Word for word, retype every entry in the listing.

··· EXERCISE INPUTS

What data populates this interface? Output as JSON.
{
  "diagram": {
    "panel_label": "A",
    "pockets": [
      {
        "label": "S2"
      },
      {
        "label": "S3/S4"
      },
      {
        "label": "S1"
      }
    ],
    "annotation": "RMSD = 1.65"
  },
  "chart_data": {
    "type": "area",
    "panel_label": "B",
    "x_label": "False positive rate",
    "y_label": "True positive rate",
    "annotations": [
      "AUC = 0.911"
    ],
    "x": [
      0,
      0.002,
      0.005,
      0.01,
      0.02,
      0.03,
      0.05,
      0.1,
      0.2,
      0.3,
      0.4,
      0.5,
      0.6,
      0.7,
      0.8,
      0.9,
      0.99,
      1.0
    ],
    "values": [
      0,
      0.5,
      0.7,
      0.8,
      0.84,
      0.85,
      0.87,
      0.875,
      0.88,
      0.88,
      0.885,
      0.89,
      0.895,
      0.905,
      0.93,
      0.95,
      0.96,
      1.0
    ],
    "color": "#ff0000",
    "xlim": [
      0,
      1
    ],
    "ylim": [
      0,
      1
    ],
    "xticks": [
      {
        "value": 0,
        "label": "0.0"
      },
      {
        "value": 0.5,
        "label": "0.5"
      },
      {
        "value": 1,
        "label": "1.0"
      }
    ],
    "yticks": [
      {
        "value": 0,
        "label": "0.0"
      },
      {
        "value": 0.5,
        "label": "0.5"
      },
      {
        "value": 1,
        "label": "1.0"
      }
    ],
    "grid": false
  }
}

······

◆ FULL RESPONSE:
What data populates this interface? Output as JSON.
{
  "diagram": {
    "panel_label": "A",
    "pockets": [
      {
        "label": "S2"
      },
      {
        "label": "S3/S4"
      },
      {
        "label": "S1"
      }
    ],
    "annotation": "RMSD = 1.65"
  },
  "chart_data": {
    "type": "area",
    "panel_label": "B",
    "x_label": "False positive rate",
    "y_label": "True positive rate",
    "annotations": [
      "AUC = 0.911"
    ],
    "x": [
      0,
      0.002,
      0.005,
      0.01,
      0.02,
      0.03,
      0.05,
      0.1,
      0.2,
      0.3,
      0.4,
      0.5,
      0.6,
      0.7,
      0.8,
      0.9,
      0.99,
      1.0
    ],
    "values": [
      0,
      0.5,
      0.7,
      0.8,
      0.84,
      0.85,
      0.87,
      0.875,
      0.88,
      0.88,
      0.885,
      0.89,
      0.895,
      0.905,
      0.93,
      0.95,
      0.96,
      1.0
    ],
    "color": "#ff0000",
    "xlim": [
      0,
      1
    ],
    "ylim": [
      0,
      1
    ],
    "xticks": [
      {
        "value": 0,
        "label": "0.0"
      },
      {
        "value": 0.5,
        "label": "0.5"
      },
      {
        "value": 1,
        "label": "1.0"
      }
    ],
    "yticks": [
      {
        "value": 0,
        "label": "0.0"
      },
      {
        "value": 0.5,
        "label": "0.5"
      },
      {
        "value": 1,
        "label": "1.0"
      }
    ],
    "grid": false
  }
}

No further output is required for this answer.